▸ **WHAT TO DO**: Can you print, character for character, the lines of the data below that run from the line with "- city-marker: [733, 105, 747, 117]" to the line with "- city-label: Delhi: [770, 249, 810, 267]", including both of those lines?

Dataset entries:
========================================
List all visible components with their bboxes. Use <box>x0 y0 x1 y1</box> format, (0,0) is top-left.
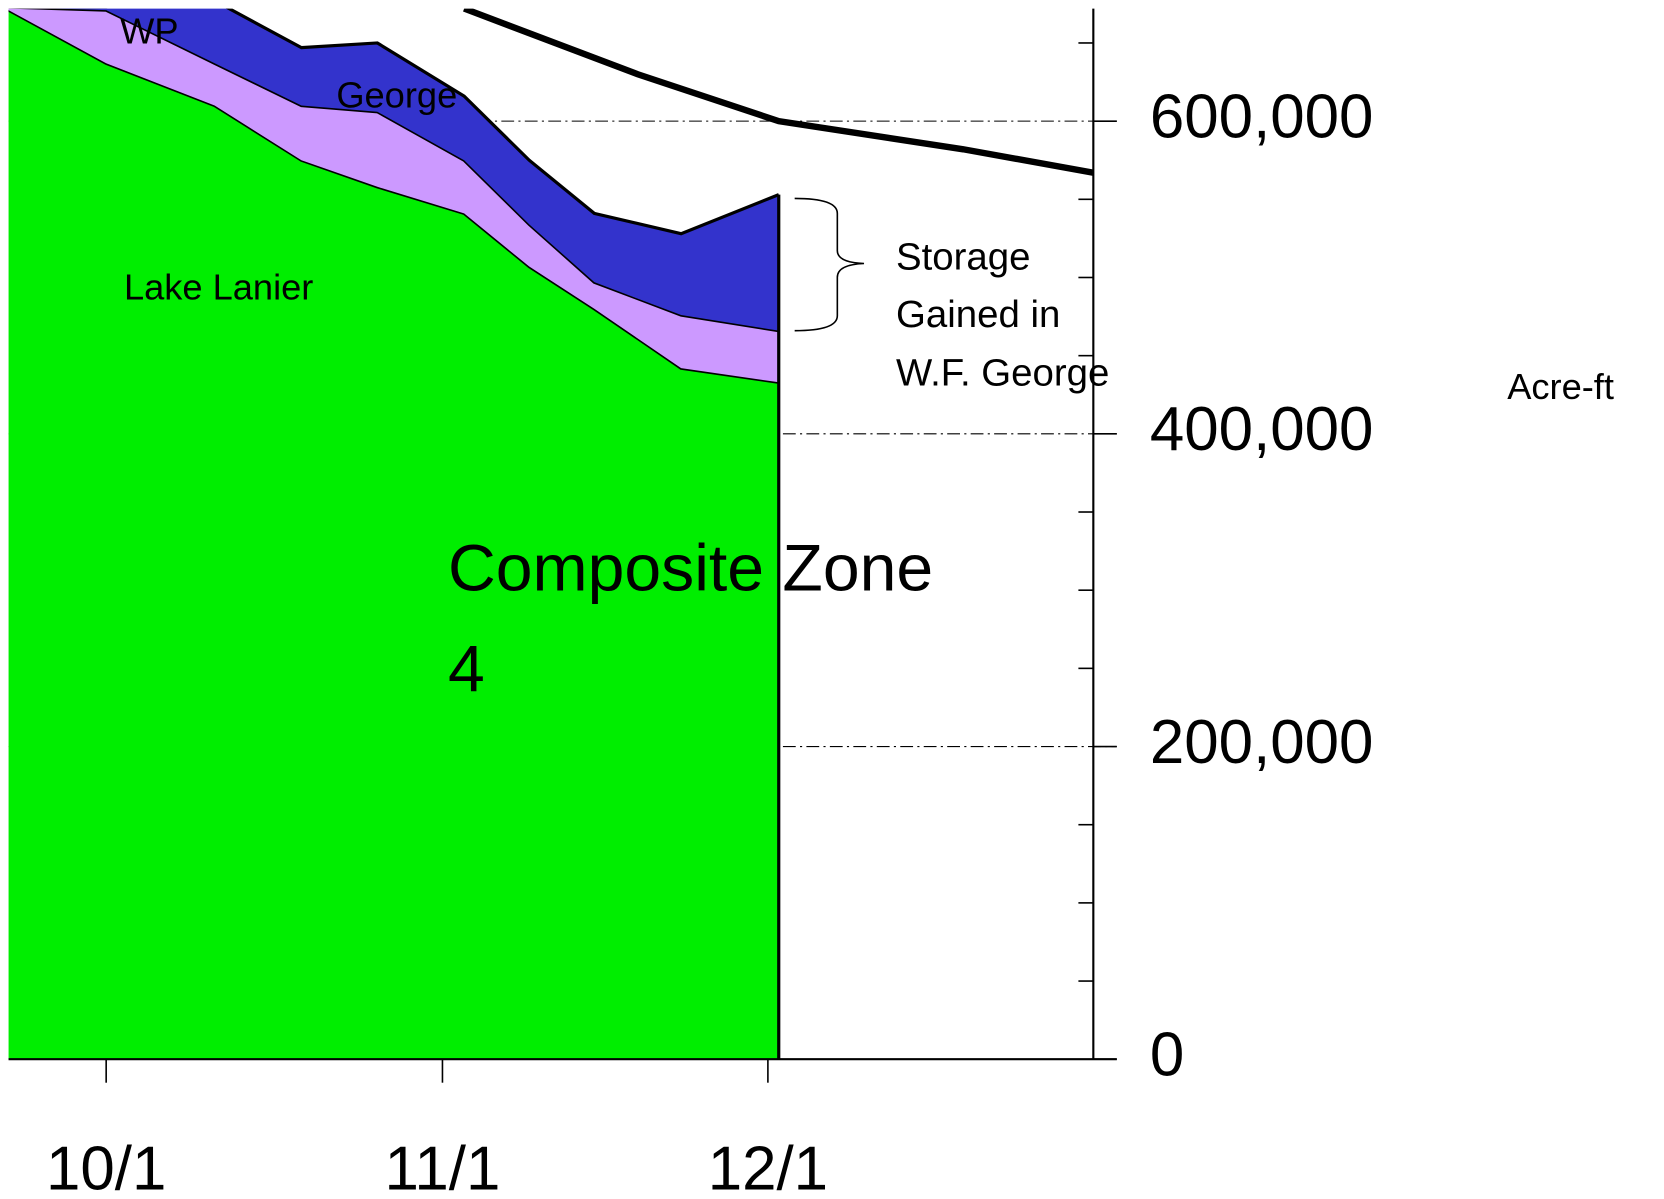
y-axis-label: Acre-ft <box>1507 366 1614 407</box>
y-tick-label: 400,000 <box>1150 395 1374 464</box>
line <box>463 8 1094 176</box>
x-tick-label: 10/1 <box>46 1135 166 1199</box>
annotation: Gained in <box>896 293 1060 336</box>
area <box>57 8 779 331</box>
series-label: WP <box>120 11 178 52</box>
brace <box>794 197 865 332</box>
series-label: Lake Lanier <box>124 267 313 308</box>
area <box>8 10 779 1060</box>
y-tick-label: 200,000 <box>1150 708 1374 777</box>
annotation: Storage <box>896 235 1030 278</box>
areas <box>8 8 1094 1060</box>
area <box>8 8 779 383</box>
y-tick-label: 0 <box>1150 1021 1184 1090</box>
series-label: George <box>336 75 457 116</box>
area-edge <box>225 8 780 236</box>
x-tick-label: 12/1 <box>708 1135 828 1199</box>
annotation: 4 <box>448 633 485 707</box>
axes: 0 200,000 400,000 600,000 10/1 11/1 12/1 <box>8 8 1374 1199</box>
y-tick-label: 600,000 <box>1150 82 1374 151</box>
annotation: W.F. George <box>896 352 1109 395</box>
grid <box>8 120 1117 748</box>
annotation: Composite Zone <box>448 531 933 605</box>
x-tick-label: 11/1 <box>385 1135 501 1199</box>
========================================
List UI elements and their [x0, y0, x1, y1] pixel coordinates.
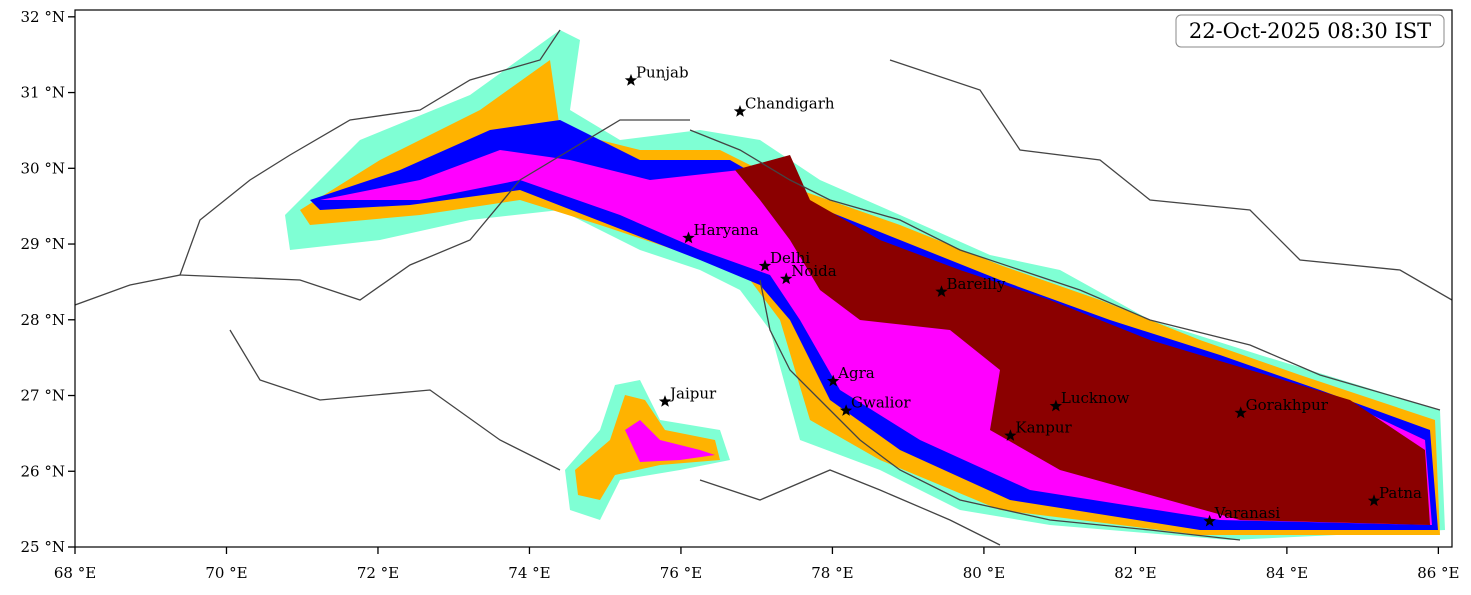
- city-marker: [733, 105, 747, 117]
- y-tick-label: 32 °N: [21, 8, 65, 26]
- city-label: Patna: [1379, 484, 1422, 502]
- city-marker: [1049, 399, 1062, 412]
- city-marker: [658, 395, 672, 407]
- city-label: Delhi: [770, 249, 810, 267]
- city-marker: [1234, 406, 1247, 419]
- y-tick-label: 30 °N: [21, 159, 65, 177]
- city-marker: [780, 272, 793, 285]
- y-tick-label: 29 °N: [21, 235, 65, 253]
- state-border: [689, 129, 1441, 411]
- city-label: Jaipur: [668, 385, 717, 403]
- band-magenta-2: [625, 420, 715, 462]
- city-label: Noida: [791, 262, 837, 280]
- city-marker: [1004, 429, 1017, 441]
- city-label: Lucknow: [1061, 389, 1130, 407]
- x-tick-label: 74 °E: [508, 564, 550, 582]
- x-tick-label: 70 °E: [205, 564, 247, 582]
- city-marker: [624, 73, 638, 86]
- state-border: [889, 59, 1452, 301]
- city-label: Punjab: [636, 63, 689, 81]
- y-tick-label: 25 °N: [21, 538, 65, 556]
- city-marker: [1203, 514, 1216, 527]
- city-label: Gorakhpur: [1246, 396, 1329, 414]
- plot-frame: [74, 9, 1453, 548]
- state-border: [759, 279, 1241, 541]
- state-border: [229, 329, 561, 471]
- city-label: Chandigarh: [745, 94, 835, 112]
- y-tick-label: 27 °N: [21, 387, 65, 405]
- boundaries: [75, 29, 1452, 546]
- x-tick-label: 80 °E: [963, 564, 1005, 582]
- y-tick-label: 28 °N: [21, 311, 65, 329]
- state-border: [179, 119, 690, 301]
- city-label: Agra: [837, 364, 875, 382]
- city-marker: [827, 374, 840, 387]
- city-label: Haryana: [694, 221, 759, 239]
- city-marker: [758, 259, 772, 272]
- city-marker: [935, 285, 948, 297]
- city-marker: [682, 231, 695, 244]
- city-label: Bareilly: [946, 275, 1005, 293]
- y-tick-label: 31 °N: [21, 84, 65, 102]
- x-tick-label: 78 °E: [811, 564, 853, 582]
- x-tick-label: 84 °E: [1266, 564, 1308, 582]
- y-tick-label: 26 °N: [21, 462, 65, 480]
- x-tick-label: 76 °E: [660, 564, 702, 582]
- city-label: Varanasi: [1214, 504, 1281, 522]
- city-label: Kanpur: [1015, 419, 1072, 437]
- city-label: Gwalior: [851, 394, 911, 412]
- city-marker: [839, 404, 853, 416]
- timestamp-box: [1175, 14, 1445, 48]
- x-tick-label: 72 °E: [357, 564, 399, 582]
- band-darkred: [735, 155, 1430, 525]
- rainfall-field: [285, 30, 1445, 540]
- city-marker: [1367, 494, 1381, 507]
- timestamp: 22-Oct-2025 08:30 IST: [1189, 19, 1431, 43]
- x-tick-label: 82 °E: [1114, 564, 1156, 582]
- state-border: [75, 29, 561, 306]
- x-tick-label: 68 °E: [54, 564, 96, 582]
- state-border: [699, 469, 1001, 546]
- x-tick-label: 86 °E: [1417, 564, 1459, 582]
========================================
▸ **WRITTEN SOLUTION**:
- city-marker: [733, 105, 747, 117]
- y-tick-label: 32 °N: [21, 8, 65, 26]
- city-label: Patna: [1379, 484, 1422, 502]
- city-marker: [1049, 399, 1062, 412]
- city-marker: [658, 395, 672, 407]
- city-label: Delhi: [770, 249, 810, 267]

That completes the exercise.